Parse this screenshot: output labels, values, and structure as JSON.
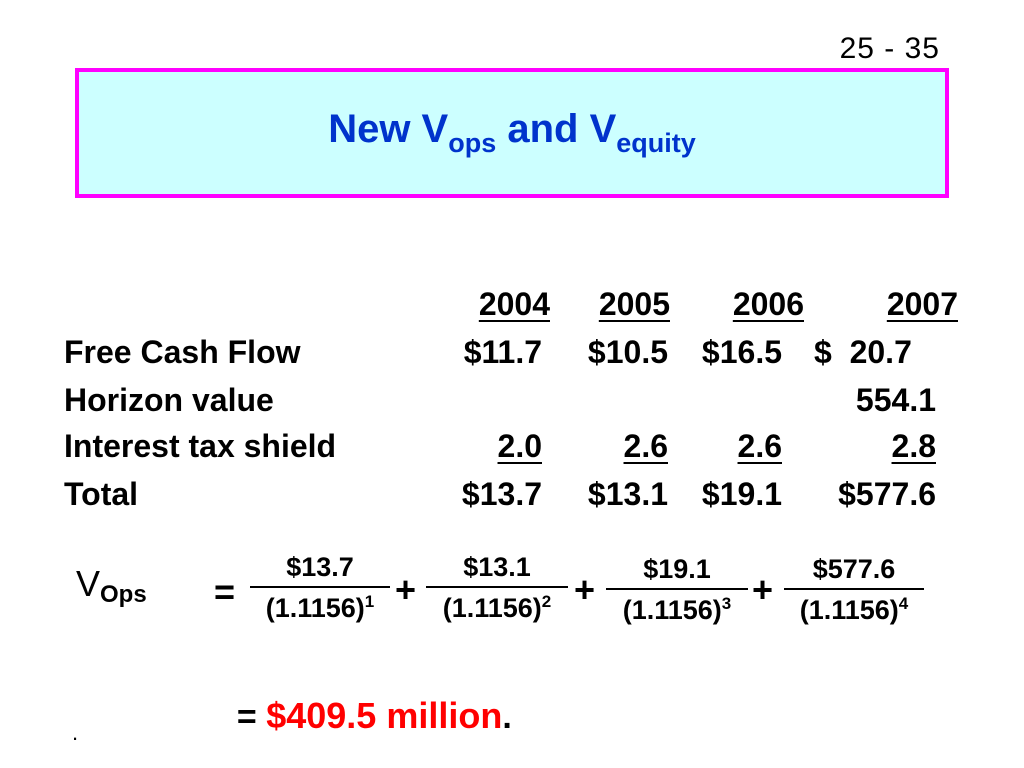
{
  "slide_number": "25 - 35",
  "title": {
    "text": "New V",
    "sub1": "ops",
    "mid": " and V",
    "sub2": "equity"
  },
  "table": {
    "years": [
      "2004",
      "2005",
      "2006",
      "2007"
    ],
    "rows": [
      {
        "label": "Free Cash Flow",
        "values": [
          "$11.7",
          "$10.5",
          "$16.5",
          "$  20.7"
        ]
      },
      {
        "label": "Horizon value",
        "values": [
          "",
          "",
          "",
          "554.1"
        ]
      },
      {
        "label": "Interest tax shield",
        "values": [
          "2.0",
          "2.6",
          "2.6",
          "2.8"
        ]
      },
      {
        "label": "Total",
        "values": [
          "$13.7",
          "$13.1",
          "$19.1",
          "$577.6"
        ]
      }
    ]
  },
  "formula": {
    "lhs": "V",
    "lhs_sub": "Ops",
    "equals": "=",
    "plus": "+",
    "fractions": [
      {
        "num": "$13.7",
        "den": "(1.1156)",
        "exp": "1"
      },
      {
        "num": "$13.1",
        "den": "(1.1156)",
        "exp": "2"
      },
      {
        "num": "$19.1",
        "den": "(1.1156)",
        "exp": "3"
      },
      {
        "num": "$577.6",
        "den": "(1.1156)",
        "exp": "4"
      }
    ],
    "result_prefix": "= ",
    "result_value": "$409.5 million",
    "result_suffix": "."
  },
  "footnote": "."
}
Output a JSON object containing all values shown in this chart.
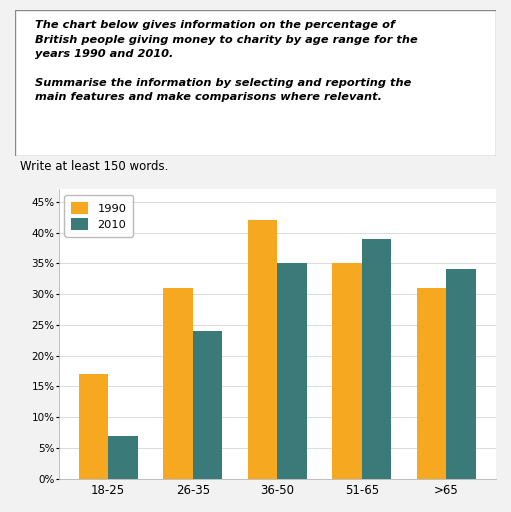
{
  "categories": [
    "18-25",
    "26-35",
    "36-50",
    "51-65",
    ">65"
  ],
  "values_1990": [
    17,
    31,
    42,
    35,
    31
  ],
  "values_2010": [
    7,
    24,
    35,
    39,
    34
  ],
  "color_1990": "#F5A820",
  "color_2010": "#3A7A78",
  "legend_labels": [
    "1990",
    "2010"
  ],
  "yticks": [
    0,
    5,
    10,
    15,
    20,
    25,
    30,
    35,
    40,
    45
  ],
  "ylim": [
    0,
    47
  ],
  "bar_width": 0.35,
  "chart_bg_color": "#C8DCE0",
  "plot_bg_color": "#FFFFFF",
  "fig_bg_color": "#F2F2F2",
  "subtitle": "Write at least 150 words.",
  "grid_color": "#DDDDDD",
  "text_line1": "The chart below gives information on the percentage of",
  "text_line2": "British people giving money to charity by age range for the",
  "text_line3": "years 1990 and 2010.",
  "text_line4": "",
  "text_line5": "Summarise the information by selecting and reporting the",
  "text_line6": "main features and make comparisons where relevant."
}
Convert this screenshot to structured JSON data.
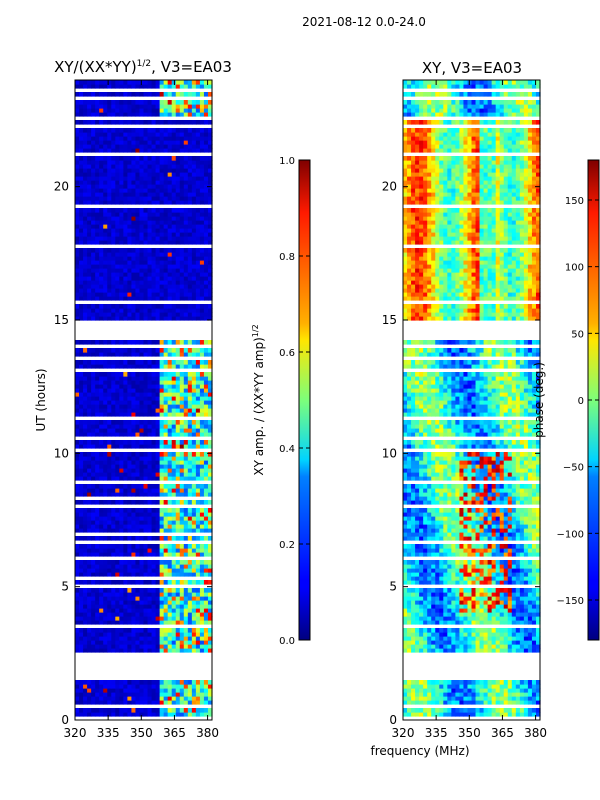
{
  "suptitle": "2021-08-12 0.0-24.0",
  "chart_data": [
    {
      "type": "heatmap",
      "id": "amp",
      "title_main": "XY/(XX*YY)",
      "title_exp": "1/2",
      "title_tail": ", V3=EA03",
      "xlabel": "",
      "ylabel": "UT (hours)",
      "xlim": [
        320,
        382
      ],
      "ylim": [
        0,
        24
      ],
      "xticks": [
        320,
        335,
        350,
        365,
        380
      ],
      "yticks": [
        0,
        5,
        10,
        15,
        20
      ],
      "colorbar": {
        "label_main": "XY amp. / (XX*YY amp)",
        "label_exp": "1/2",
        "range": [
          0.0,
          1.0
        ],
        "ticks": [
          "0.0",
          "0.2",
          "0.4",
          "0.6",
          "0.8",
          "1.0"
        ],
        "tick_values": [
          0.0,
          0.2,
          0.4,
          0.6,
          0.8,
          1.0
        ],
        "colormap": "jet"
      },
      "flagged_hours": [
        [
          0.0,
          0.1
        ],
        [
          0.45,
          0.55
        ],
        [
          1.45,
          1.6
        ],
        [
          2.3,
          2.5
        ],
        [
          2.5,
          2.5
        ],
        [
          3.1,
          3.2
        ],
        [
          3.45,
          3.55
        ],
        [
          4.0,
          4.05
        ],
        [
          4.6,
          4.7
        ],
        [
          5.0,
          5.1
        ],
        [
          5.3,
          5.35
        ],
        [
          6.0,
          6.1
        ],
        [
          6.6,
          6.7
        ],
        [
          6.95,
          7.0
        ],
        [
          7.5,
          7.55
        ],
        [
          8.0,
          8.05
        ],
        [
          8.3,
          8.35
        ],
        [
          8.85,
          8.95
        ],
        [
          9.3,
          9.35
        ],
        [
          9.7,
          9.75
        ],
        [
          10.1,
          10.15
        ],
        [
          10.3,
          10.35
        ],
        [
          10.55,
          10.6
        ],
        [
          11.3,
          11.35
        ],
        [
          11.8,
          11.85
        ],
        [
          12.45,
          12.5
        ],
        [
          12.75,
          12.8
        ],
        [
          13.1,
          13.15
        ],
        [
          13.55,
          13.6
        ],
        [
          14.0,
          14.05
        ],
        [
          14.3,
          14.95
        ],
        [
          15.65,
          15.75
        ],
        [
          16.0,
          16.05
        ],
        [
          16.5,
          16.55
        ],
        [
          17.1,
          17.15
        ],
        [
          17.75,
          17.85
        ],
        [
          18.6,
          18.65
        ],
        [
          18.9,
          18.95
        ],
        [
          19.25,
          19.3
        ],
        [
          19.65,
          19.7
        ],
        [
          20.1,
          20.15
        ],
        [
          20.5,
          20.55
        ],
        [
          21.15,
          21.25
        ],
        [
          21.9,
          21.95
        ],
        [
          22.2,
          22.35
        ],
        [
          22.5,
          22.6
        ],
        [
          22.75,
          22.8
        ],
        [
          23.3,
          23.35
        ],
        [
          23.6,
          23.7
        ]
      ],
      "big_gap_hours": [
        1.6,
        2.3
      ]
    },
    {
      "type": "heatmap",
      "id": "phase",
      "title_main": "XY, V3=EA03",
      "xlabel": "frequency (MHz)",
      "ylabel": "",
      "xlim": [
        320,
        382
      ],
      "ylim": [
        0,
        24
      ],
      "xticks": [
        320,
        335,
        350,
        365,
        380
      ],
      "yticks": [
        0,
        5,
        10,
        15,
        20
      ],
      "colorbar": {
        "label_main": "phase (deg.)",
        "range": [
          -180,
          180
        ],
        "ticks": [
          "−150",
          "−100",
          "−50",
          "0",
          "50",
          "100",
          "150"
        ],
        "tick_values": [
          -150,
          -100,
          -50,
          0,
          50,
          100,
          150
        ],
        "colormap": "jet"
      },
      "flagged_hours": [
        [
          0.0,
          0.1
        ],
        [
          0.45,
          0.55
        ],
        [
          1.45,
          1.6
        ],
        [
          2.3,
          2.5
        ],
        [
          3.1,
          3.2
        ],
        [
          3.45,
          3.55
        ],
        [
          4.0,
          4.05
        ],
        [
          4.6,
          4.7
        ],
        [
          5.0,
          5.1
        ],
        [
          6.0,
          6.1
        ],
        [
          6.6,
          6.7
        ],
        [
          7.5,
          7.55
        ],
        [
          8.0,
          8.05
        ],
        [
          8.85,
          8.95
        ],
        [
          9.3,
          9.35
        ],
        [
          9.7,
          9.75
        ],
        [
          10.1,
          10.15
        ],
        [
          10.55,
          10.6
        ],
        [
          11.3,
          11.35
        ],
        [
          11.8,
          11.85
        ],
        [
          12.45,
          12.5
        ],
        [
          13.1,
          13.15
        ],
        [
          13.55,
          13.6
        ],
        [
          14.0,
          14.05
        ],
        [
          14.3,
          14.95
        ],
        [
          15.65,
          15.75
        ],
        [
          16.0,
          16.05
        ],
        [
          16.5,
          16.55
        ],
        [
          17.1,
          17.15
        ],
        [
          17.75,
          17.85
        ],
        [
          18.6,
          18.65
        ],
        [
          18.9,
          18.95
        ],
        [
          19.25,
          19.3
        ],
        [
          19.65,
          19.7
        ],
        [
          20.1,
          20.15
        ],
        [
          20.5,
          20.55
        ],
        [
          21.15,
          21.25
        ],
        [
          21.9,
          21.95
        ],
        [
          22.2,
          22.35
        ],
        [
          22.5,
          22.6
        ],
        [
          23.3,
          23.35
        ],
        [
          23.6,
          23.7
        ]
      ],
      "big_gap_hours": [
        1.6,
        2.3
      ]
    }
  ]
}
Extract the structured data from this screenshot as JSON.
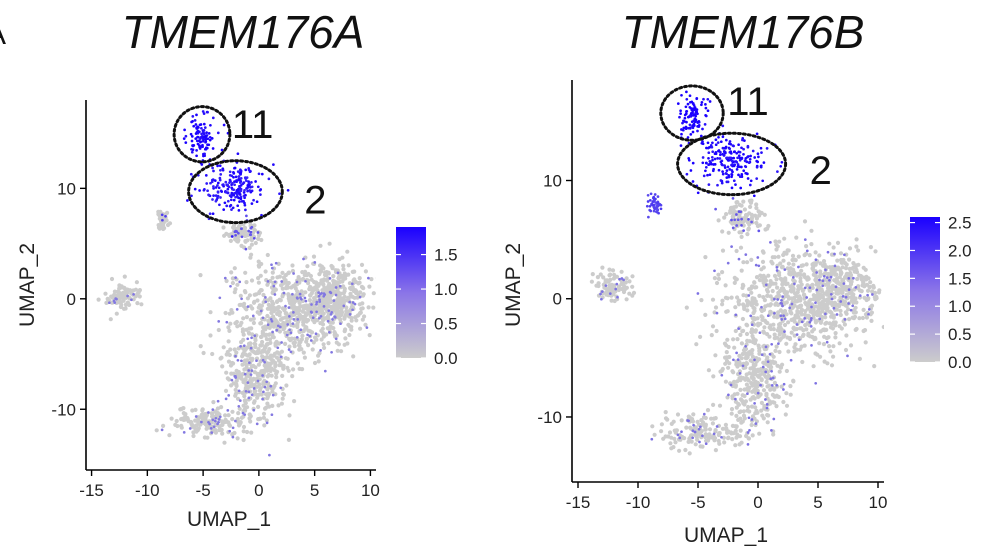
{
  "panel_letter": "A",
  "colors": {
    "low": "#cccccc",
    "high": "#1a00ff",
    "axis": "#000000"
  },
  "chart_data": [
    {
      "type": "scatter",
      "title": "TMEM176A",
      "xlabel": "UMAP_1",
      "ylabel": "UMAP_2",
      "xlim": [
        -15.5,
        10.5
      ],
      "ylim": [
        -15.5,
        18
      ],
      "x_ticks": [
        -15,
        -10,
        -5,
        0,
        5,
        10
      ],
      "y_ticks": [
        -10,
        0,
        10
      ],
      "grid": false,
      "legend": {
        "placement": "right",
        "type": "colorbar",
        "range": [
          0,
          1.9
        ],
        "ticks": [
          0.0,
          0.5,
          1.0,
          1.5
        ],
        "tick_labels": [
          "0.0",
          "0.5",
          "1.0",
          "1.5"
        ]
      },
      "annotations": [
        {
          "label": "11",
          "cluster": 11,
          "center": [
            -5.1,
            14.9
          ],
          "radii": [
            2.5,
            2.5
          ]
        },
        {
          "label": "2",
          "cluster": 2,
          "center": [
            -2.1,
            9.7
          ],
          "radii": [
            4.2,
            2.8
          ]
        }
      ],
      "clusters": [
        {
          "id": 11,
          "center": [
            -5.1,
            14.6
          ],
          "spread": [
            1.0,
            1.7
          ],
          "expression": 1.6
        },
        {
          "id": 2,
          "center": [
            -2.3,
            10.0
          ],
          "spread": [
            2.6,
            1.7
          ],
          "expression": 1.4
        },
        {
          "id": "bridge",
          "center": [
            -1.4,
            6.0
          ],
          "spread": [
            1.4,
            1.1
          ],
          "expression": 0.6
        },
        {
          "id": "main-upper",
          "center": [
            3.2,
            -1.0
          ],
          "spread": [
            4.8,
            3.6
          ],
          "expression": 0.15
        },
        {
          "id": "main-right",
          "center": [
            7.0,
            0.2
          ],
          "spread": [
            2.4,
            2.4
          ],
          "expression": 0.15
        },
        {
          "id": "main-lower",
          "center": [
            -0.3,
            -7.0
          ],
          "spread": [
            2.3,
            3.5
          ],
          "expression": 0.15
        },
        {
          "id": "tail",
          "center": [
            -4.5,
            -11.2
          ],
          "spread": [
            3.0,
            1.1
          ],
          "expression": 0.15
        },
        {
          "id": "left-island",
          "center": [
            -12.2,
            0.2
          ],
          "spread": [
            1.3,
            1.0
          ],
          "expression": 0.15
        },
        {
          "id": "small-streak",
          "center": [
            -8.6,
            7.2
          ],
          "spread": [
            0.4,
            0.7
          ],
          "expression": 0.9
        }
      ]
    },
    {
      "type": "scatter",
      "title": "TMEM176B",
      "xlabel": "UMAP_1",
      "ylabel": "UMAP_2",
      "xlim": [
        -15.5,
        10.5
      ],
      "ylim": [
        -15.5,
        18.5
      ],
      "x_ticks": [
        -15,
        -10,
        -5,
        0,
        5,
        10
      ],
      "y_ticks": [
        -10,
        0,
        10
      ],
      "grid": false,
      "legend": {
        "placement": "right",
        "type": "colorbar",
        "range": [
          0,
          2.6
        ],
        "ticks": [
          0.0,
          0.5,
          1.0,
          1.5,
          2.0,
          2.5
        ],
        "tick_labels": [
          "0.0",
          "0.5",
          "1.0",
          "1.5",
          "2.0",
          "2.5"
        ]
      },
      "annotations": [
        {
          "label": "11",
          "cluster": 11,
          "center": [
            -5.5,
            15.7
          ],
          "radii": [
            2.6,
            2.3
          ]
        },
        {
          "label": "2",
          "cluster": 2,
          "center": [
            -2.2,
            11.4
          ],
          "radii": [
            4.5,
            2.6
          ]
        }
      ],
      "clusters": [
        {
          "id": 11,
          "center": [
            -5.4,
            15.3
          ],
          "spread": [
            1.0,
            1.6
          ],
          "expression": 2.3
        },
        {
          "id": 2,
          "center": [
            -2.4,
            11.6
          ],
          "spread": [
            2.7,
            1.7
          ],
          "expression": 2.1
        },
        {
          "id": "bridge",
          "center": [
            -1.4,
            7.0
          ],
          "spread": [
            1.4,
            1.2
          ],
          "expression": 0.8
        },
        {
          "id": "main-upper",
          "center": [
            3.2,
            -0.2
          ],
          "spread": [
            4.8,
            3.7
          ],
          "expression": 0.3
        },
        {
          "id": "main-right",
          "center": [
            7.0,
            1.0
          ],
          "spread": [
            2.4,
            2.4
          ],
          "expression": 0.3
        },
        {
          "id": "main-lower",
          "center": [
            -0.3,
            -6.6
          ],
          "spread": [
            2.3,
            3.6
          ],
          "expression": 0.3
        },
        {
          "id": "tail",
          "center": [
            -4.5,
            -11.2
          ],
          "spread": [
            3.0,
            1.1
          ],
          "expression": 0.3
        },
        {
          "id": "left-island",
          "center": [
            -12.2,
            1.0
          ],
          "spread": [
            1.3,
            1.0
          ],
          "expression": 0.3
        },
        {
          "id": "small-streak",
          "center": [
            -8.6,
            8.0
          ],
          "spread": [
            0.4,
            0.7
          ],
          "expression": 1.1
        }
      ]
    }
  ]
}
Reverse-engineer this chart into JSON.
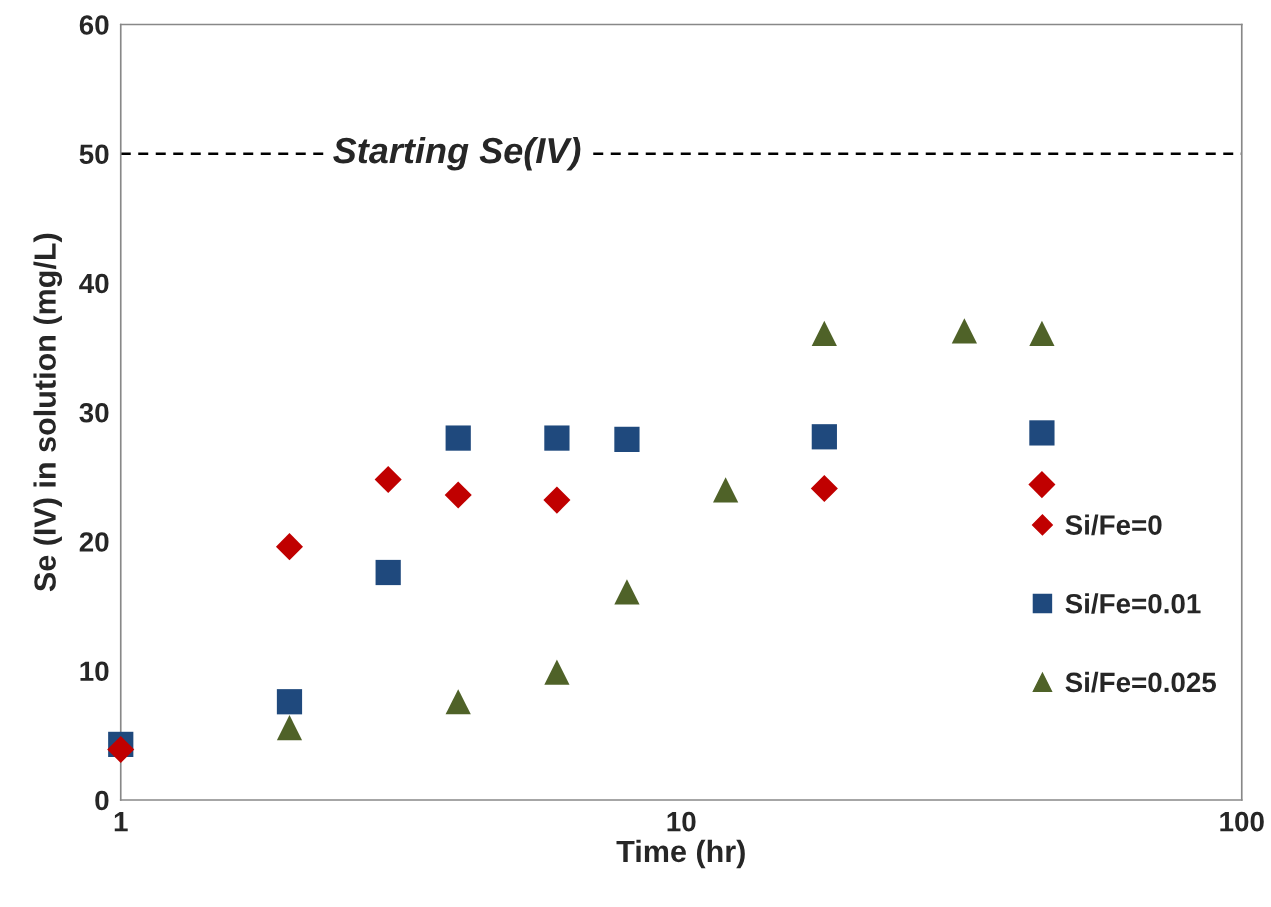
{
  "chart_data": {
    "type": "scatter",
    "xlabel": "Time (hr)",
    "ylabel": "Se (IV) in solution (mg/L)",
    "log": "x",
    "xlim": [
      1,
      100
    ],
    "xticks": [
      1,
      10,
      100
    ],
    "ylim": [
      0,
      60
    ],
    "yticks": [
      0,
      10,
      20,
      30,
      40,
      50,
      60
    ],
    "grid": false,
    "legend": "right",
    "series": [
      {
        "name": "Si/Fe=0",
        "color": "#c00000",
        "marker": "diamond",
        "x": [
          1,
          2,
          3,
          4,
          6,
          18,
          44
        ],
        "values": [
          3.9,
          19.6,
          24.8,
          23.6,
          23.2,
          24.1,
          24.4
        ]
      },
      {
        "name": "Si/Fe=0.01",
        "color": "#1f497d",
        "marker": "square",
        "x": [
          1,
          2,
          3,
          4,
          6,
          8,
          18,
          44
        ],
        "values": [
          4.3,
          7.6,
          17.6,
          28.0,
          28.0,
          27.9,
          28.1,
          28.4
        ]
      },
      {
        "name": "Si/Fe=0.025",
        "color": "#4f6228",
        "marker": "triangle",
        "x": [
          2,
          4,
          6,
          8,
          12,
          18,
          32,
          44
        ],
        "values": [
          5.6,
          7.6,
          9.9,
          16.1,
          24.0,
          36.1,
          36.3,
          36.1
        ]
      }
    ],
    "ref_lines": [
      {
        "axis": "y",
        "value": 50,
        "label": "Starting Se(IV)",
        "color": "#000000",
        "line_style": "dashed"
      }
    ]
  }
}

## [Instructions to follow]
Report only the number of lines in the data above that contain "xlabel".

## [Exercise response]
5